- **WHAT YOU ARE ASKED TO DO**:
Write the records below out in full, character for character, with no pictures.

- **SUPPLIED INFORMATION**:

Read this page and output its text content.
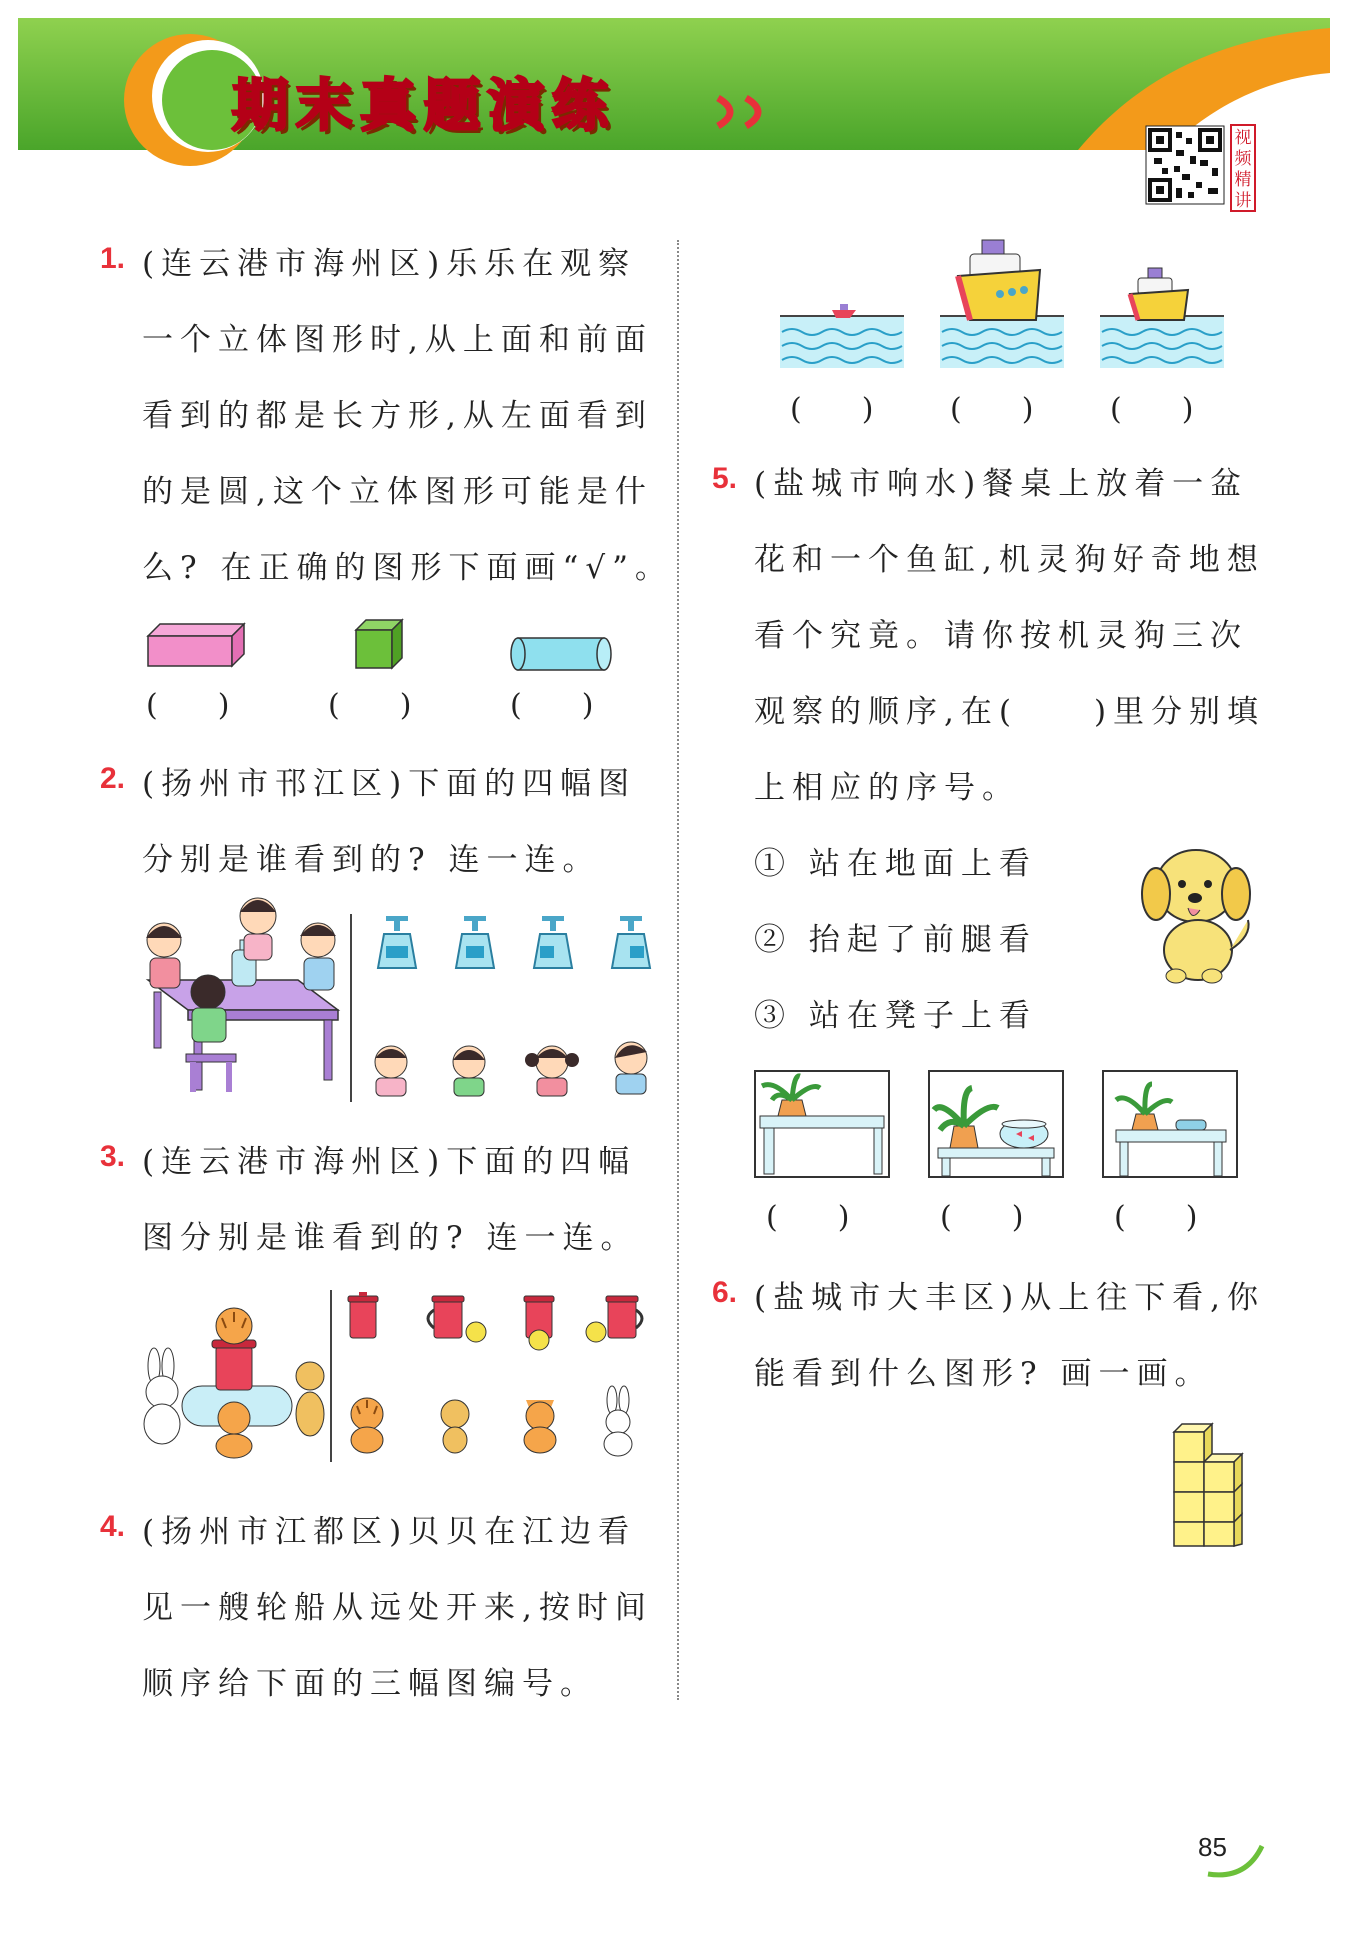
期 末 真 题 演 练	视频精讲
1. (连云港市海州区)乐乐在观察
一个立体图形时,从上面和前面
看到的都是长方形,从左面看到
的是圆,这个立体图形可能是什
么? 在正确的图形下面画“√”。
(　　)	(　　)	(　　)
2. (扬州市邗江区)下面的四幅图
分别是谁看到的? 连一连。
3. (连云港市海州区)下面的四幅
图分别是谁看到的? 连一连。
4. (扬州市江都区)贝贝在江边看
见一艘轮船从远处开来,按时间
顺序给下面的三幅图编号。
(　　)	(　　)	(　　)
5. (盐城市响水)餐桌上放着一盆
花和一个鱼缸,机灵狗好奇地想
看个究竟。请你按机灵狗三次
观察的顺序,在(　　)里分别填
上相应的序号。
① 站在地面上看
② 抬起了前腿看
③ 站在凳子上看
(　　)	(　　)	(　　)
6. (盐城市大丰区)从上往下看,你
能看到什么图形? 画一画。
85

- **SOLUTION BELOW**:
Read this page and output its text content.
期 末 真 题 演 练	视频精讲
1. (连云港市海州区)乐乐在观察
一个立体图形时,从上面和前面
看到的都是长方形,从左面看到
的是圆,这个立体图形可能是什
么? 在正确的图形下面画“√”。
(　　)	(　　)	(　　)
2. (扬州市邗江区)下面的四幅图
分别是谁看到的? 连一连。
3. (连云港市海州区)下面的四幅
图分别是谁看到的? 连一连。
4. (扬州市江都区)贝贝在江边看
见一艘轮船从远处开来,按时间
顺序给下面的三幅图编号。
(　　)	(　　)	(　　)
5. (盐城市响水)餐桌上放着一盆
花和一个鱼缸,机灵狗好奇地想
看个究竟。请你按机灵狗三次
观察的顺序,在(　　)里分别填
上相应的序号。
① 站在地面上看
② 抬起了前腿看
③ 站在凳子上看
(　　)	(　　)	(　　)
6. (盐城市大丰区)从上往下看,你
能看到什么图形? 画一画。
85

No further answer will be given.